• _Passage to read_
** BEGIN **

Lecture 7: Transaction Management & Concurrency Control

Database Systems

J Mwaura

Transaction Management

Transaction;

  • A sequence of database requests that accesses the database
  • A is a logical unit of work; i.e., it must be entirely completed or aborted- no intermediate ending states are accepted
  • All transactions must have the properties of atomicity, consistency, isolation, and durability

Concurrent transactions

  • Many transactions taking place at the same time

Transaction Management

Concurrency control

  • Managing the execution of concurrent transactions

Consistent database state

  • A database state in which all data integrity constraints are satisfied

Database request

  • The equivalent of a single SQL statement in an application program

Transaction Properties

Atomicity

  • requires that all operations (SQL requests) of a transaction be completed; if not, the transaction is aborted i.e., a transaction is treated as a single, indivisible, logical unit of work

Consistency

  • indicates the permanence of the database's consistent state
  • A transaction takes a database from one consistent state to another. Once a transaction is completed, the database must be in a consistent state

Isolation

  • means that the data used during the execution of a transaction cannot be used by a second transaction until the first one is completed
  • This property is particularly useful in multiuser database environments because several users can access and update the database at the same time

Transaction Properties

Durability

  • ensures that once transaction changes are done and committed, they cannot be undone or lost, even in the event of a system failure

Serializability

  • A property in which the selected order of concurrent transaction operations creates the same final database state that would have been produced if the transactions had been executed in a serial fashion
    • i.e., ensures that the schedule for the concurrent execution of the transactions yields consistent results
  • This property is important in multiuser and distributed databases in which multiple transactions are likely to be executed concurrently

Transaction Management with SQL

A COMMIT statement is reached, in which case all changes are permanently recorded within the database

  • The COMMIT statement automatically ends the SQL transaction

A ROLLBACK statement is reached, in which case all changes are aborted and the database is rolled back to its previous consistent state

The end of a program is successfully reached, in which case all changes are permanently recorded within the database

  • This action is equivalent to COMMIT

The program is abnormally terminated, in which case the database changes are aborted and the database is rolled back to its previous consistent state

  • This action is equivalent to ROLLBACK

Transaction Log

Transaction log- A feature used by the DBMS to keep track of all transaction operations that update the database. The information stored in this log is used by the DBMS for recovery purposes

The transaction log stores the following

  • A record for the beginning of the transaction
  • Each transaction component (SQL statement):
    • The type of operation being performed (INSERT, UPDATE, DELETE)

** END **

• _Requests_
**1.** According to the lecture notes, what does the COMMIT statement automatically do?
**2.** Please summarize the lecture notes in two sentences.
The material after the lecture notes comes from a separate source.

Layout annotation data
** BEGIN **

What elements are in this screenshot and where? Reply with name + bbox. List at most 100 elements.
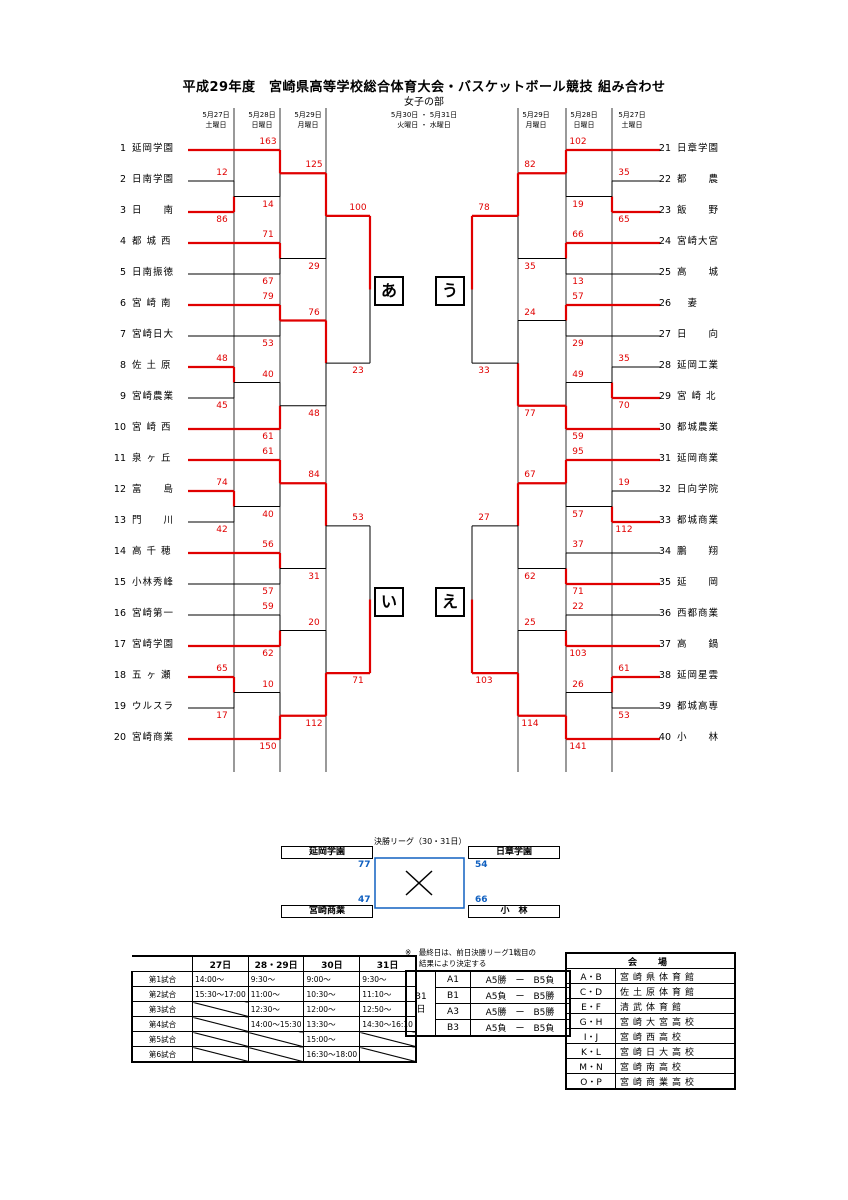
score-label: 59 xyxy=(262,602,274,612)
score-label: 66 xyxy=(572,230,584,240)
team-entry: 26 妻 xyxy=(658,298,709,309)
score-label: 35 xyxy=(524,261,536,272)
schedule-header: 30日 xyxy=(303,955,361,972)
final-team-box: 延岡学園 xyxy=(281,846,373,859)
schedule-row: 第3試合 12:30〜 12:00〜12:50〜 xyxy=(131,1001,417,1017)
score-label: 79 xyxy=(262,292,274,302)
score-label: 102 xyxy=(569,137,587,147)
score-label: 103 xyxy=(569,649,587,659)
score-label: 84 xyxy=(308,470,320,481)
schedule-row: 第1試合 14:00〜9:30〜 9:00〜9:30〜 xyxy=(131,971,417,987)
final-score: 54 xyxy=(475,860,488,870)
score-label: 19 xyxy=(618,478,630,488)
score-label: 40 xyxy=(262,509,274,520)
score-label: 114 xyxy=(521,718,539,729)
score-label: 57 xyxy=(572,292,584,302)
score-label: 53 xyxy=(618,711,630,721)
score-label: 74 xyxy=(216,478,228,488)
score-label: 12 xyxy=(216,168,228,178)
score-label: 61 xyxy=(262,447,274,457)
score-label: 29 xyxy=(572,339,584,349)
score-label: 25 xyxy=(524,617,536,628)
score-label: 71 xyxy=(572,587,584,597)
schedule-row: 第5試合 15:00〜 xyxy=(131,1031,417,1047)
score-label: 53 xyxy=(352,512,364,523)
score-label: 48 xyxy=(216,354,228,364)
score-label: 112 xyxy=(305,718,323,729)
score-label: 67 xyxy=(524,470,536,481)
score-label: 23 xyxy=(352,366,364,377)
venue-header: 会 場 xyxy=(565,952,736,969)
score-label: 49 xyxy=(572,369,584,380)
score-label: 65 xyxy=(618,215,630,225)
score-label: 37 xyxy=(572,540,584,550)
score-label: 29 xyxy=(308,261,320,272)
schedule-header: 28・29日 xyxy=(247,955,305,972)
score-label: 70 xyxy=(618,401,630,411)
final-score: 66 xyxy=(475,895,488,905)
score-label: 71 xyxy=(262,230,274,240)
score-label: 112 xyxy=(615,525,633,535)
score-label: 100 xyxy=(349,202,367,213)
score-label: 35 xyxy=(618,354,630,364)
score-label: 45 xyxy=(216,401,228,411)
score-label: 13 xyxy=(572,277,584,287)
score-label: 61 xyxy=(618,664,630,674)
score-label: 125 xyxy=(305,160,323,171)
score-label: 77 xyxy=(524,408,536,419)
score-label: 150 xyxy=(259,742,277,752)
final-score: 47 xyxy=(358,895,371,905)
final-team-box: 日章学園 xyxy=(468,846,560,859)
score-label: 53 xyxy=(262,339,274,349)
score-label: 59 xyxy=(572,432,584,442)
score-label: 62 xyxy=(524,571,536,582)
schedule-row: 第4試合 14:00〜15:30 13:30〜14:30〜16:10 xyxy=(131,1016,417,1032)
final-league-title: 決勝リーグ（30・31日） xyxy=(374,837,467,846)
score-label: 42 xyxy=(216,525,228,535)
score-label: 82 xyxy=(524,160,536,171)
score-label: 67 xyxy=(262,277,274,287)
final-score: 77 xyxy=(358,860,371,870)
score-label: 40 xyxy=(262,369,274,380)
date-header: 5月28日日曜日 xyxy=(248,111,276,129)
score-label: 57 xyxy=(572,509,584,520)
score-label: 61 xyxy=(262,432,274,442)
score-label: 31 xyxy=(308,571,320,582)
date-header: 5月27日土曜日 xyxy=(618,111,646,129)
score-label: 27 xyxy=(478,512,490,523)
score-label: 14 xyxy=(262,199,274,210)
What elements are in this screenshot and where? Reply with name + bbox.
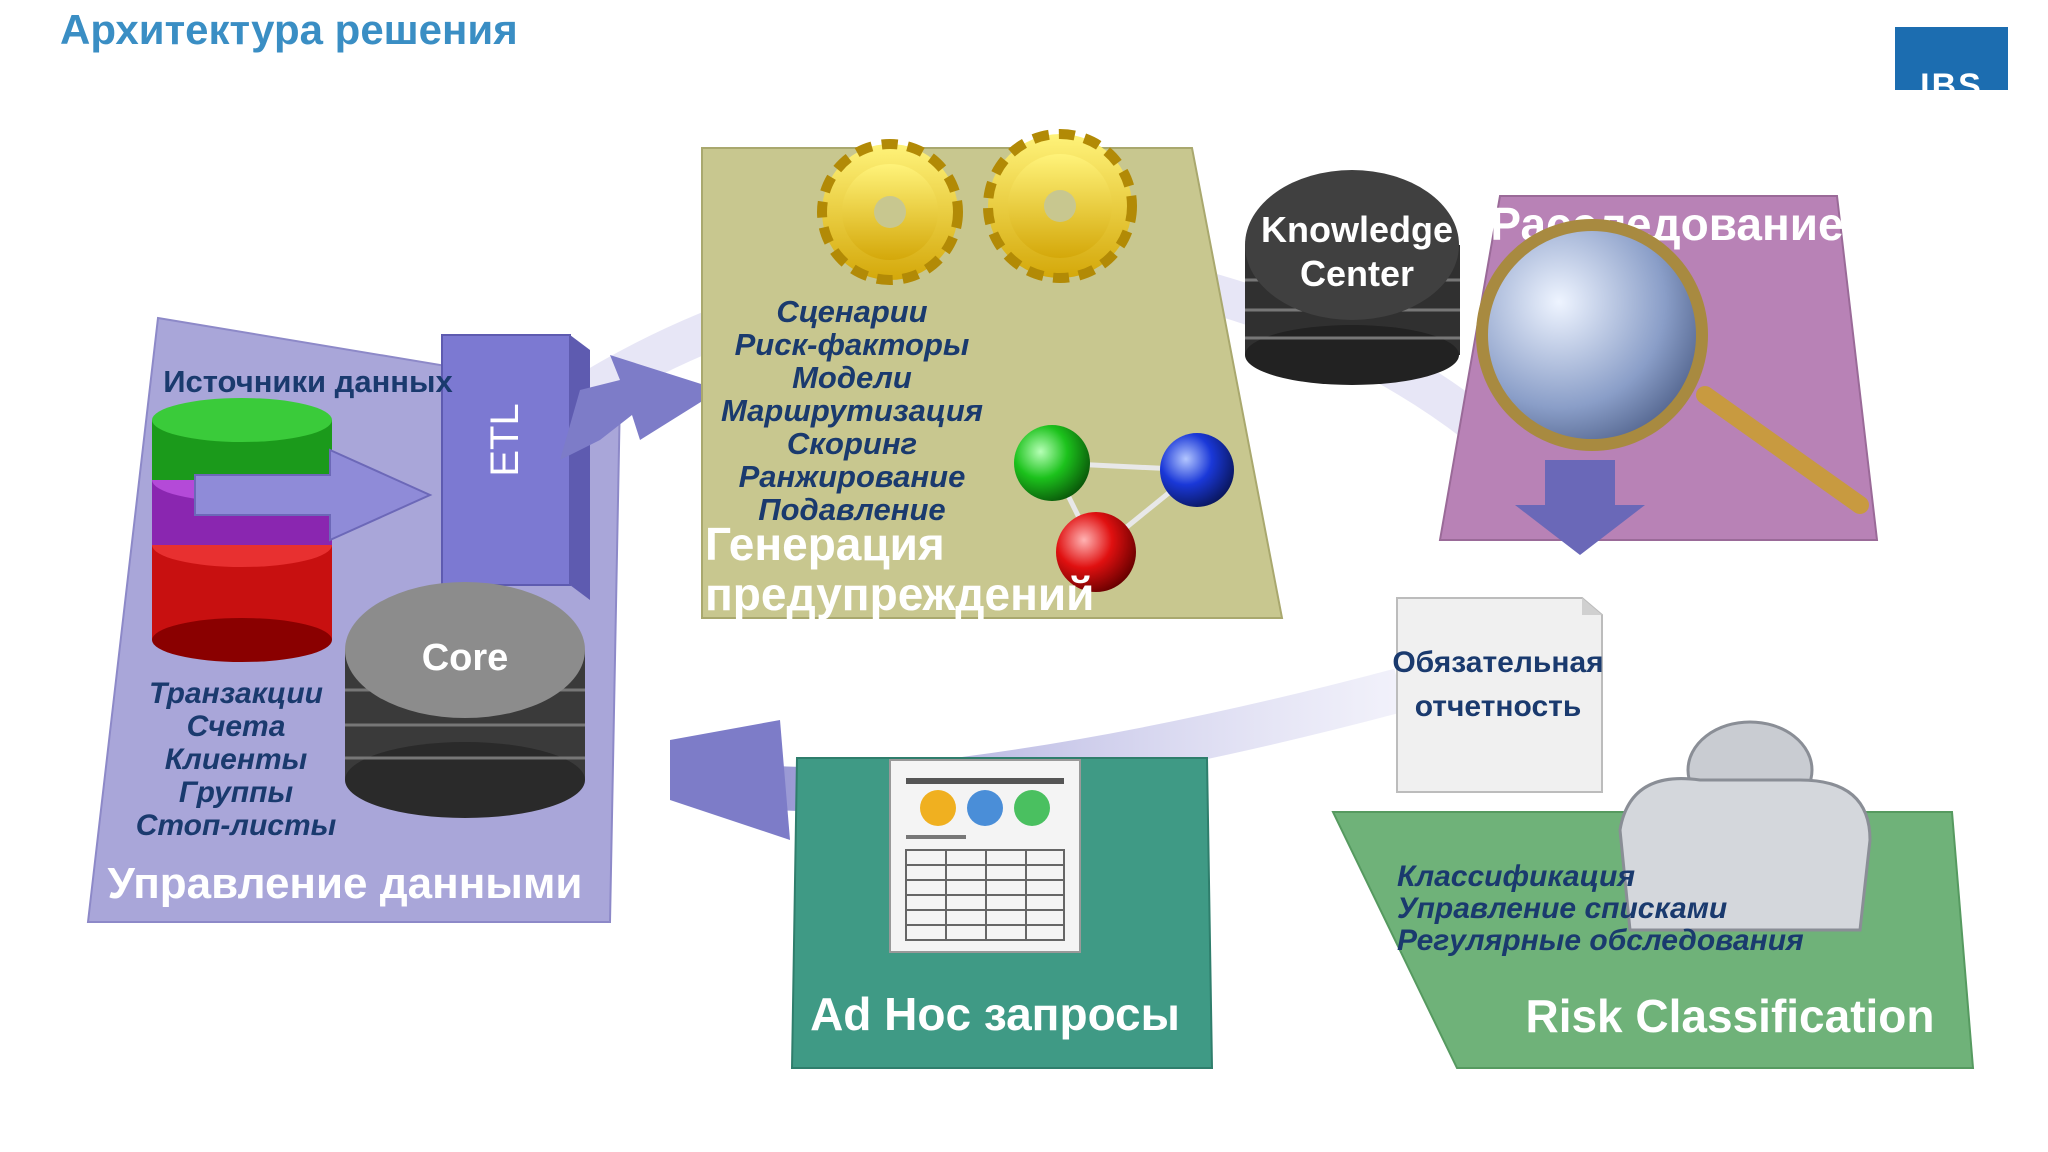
ibs-logo: IBS [1895, 27, 2008, 90]
arrow-to-data [670, 720, 790, 840]
sources-to-etl-arrow [194, 448, 433, 542]
risk-items-list: Классификация Управление списками Регуля… [1397, 860, 1804, 957]
alert-item: Подавление [758, 492, 945, 527]
data-management-title: Управление данными [108, 859, 583, 908]
molecule-icon [1014, 425, 1234, 592]
risk-classification-title: Risk Classification [1525, 990, 1934, 1042]
core-database-icon [345, 582, 585, 818]
data-item: Счета [187, 710, 286, 743]
data-sources-icon [152, 398, 332, 662]
alert-generation-title-line2: предупреждений [705, 568, 1094, 620]
reporting-label-line2: отчетность [1415, 690, 1582, 723]
knowledge-center-label-line2: Center [1300, 253, 1414, 294]
knowledge-center-database-icon [1245, 170, 1460, 385]
risk-item: Управление списками [1397, 892, 1727, 925]
alert-item: Модели [792, 360, 912, 395]
data-item: Группы [179, 776, 294, 809]
alert-item: Риск-факторы [735, 327, 970, 362]
data-item: Клиенты [165, 743, 308, 776]
data-items-list: Транзакции Счета Клиенты Группы Стоп-лис… [136, 677, 337, 842]
etl-label: ETL [483, 403, 527, 476]
investigation-down-arrow [1515, 460, 1645, 555]
person-figure-icon [1618, 720, 1872, 932]
logo-text: IBS [1920, 67, 1983, 90]
alert-item: Сценарии [776, 294, 927, 329]
gears-icon [817, 129, 1137, 285]
alert-item: Скоринг [787, 426, 917, 461]
risk-item: Регулярные обследования [1397, 924, 1804, 957]
etl-to-alerts-arrow [560, 355, 720, 460]
magnifier-icon [1476, 219, 1869, 514]
alert-generation-title-line1: Генерация [705, 518, 945, 570]
alert-item: Ранжирование [739, 459, 966, 494]
alert-item: Маршрутизация [721, 393, 983, 428]
report-sheet-icon [889, 759, 1081, 953]
page-title: Архитектура решения [60, 6, 518, 53]
reporting-label-line1: Обязательная [1392, 646, 1603, 679]
data-item: Стоп-листы [136, 809, 337, 842]
etl-block [441, 334, 590, 600]
reporting-document-icon [1396, 597, 1603, 793]
data-item: Транзакции [149, 677, 323, 710]
alert-items-list: Сценарии Риск-факторы Модели Маршрутизац… [721, 294, 983, 527]
adhoc-title: Ad Hoc запросы [810, 988, 1180, 1040]
core-label: Core [422, 637, 509, 679]
data-sources-label: Источники данных [163, 364, 453, 399]
risk-item: Классификация [1397, 860, 1635, 893]
knowledge-center-label-line1: Knowledge [1261, 209, 1453, 250]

** END **

• _Answers in order_
**1.** It ends the SQL transaction.

**2.** A transaction is a logical unit of work that must be entirely completed or aborted and must have the properties of atomicity, consistency, isolation, and durability, while serializability ensures that concurrent transactions yield consistent results. In SQL, a COMMIT statement or successful program end permanently records changes, a ROLLBACK statement or abnormal termination returns the database to its previous consistent state, and the DBMS keeps a transaction log for recovery.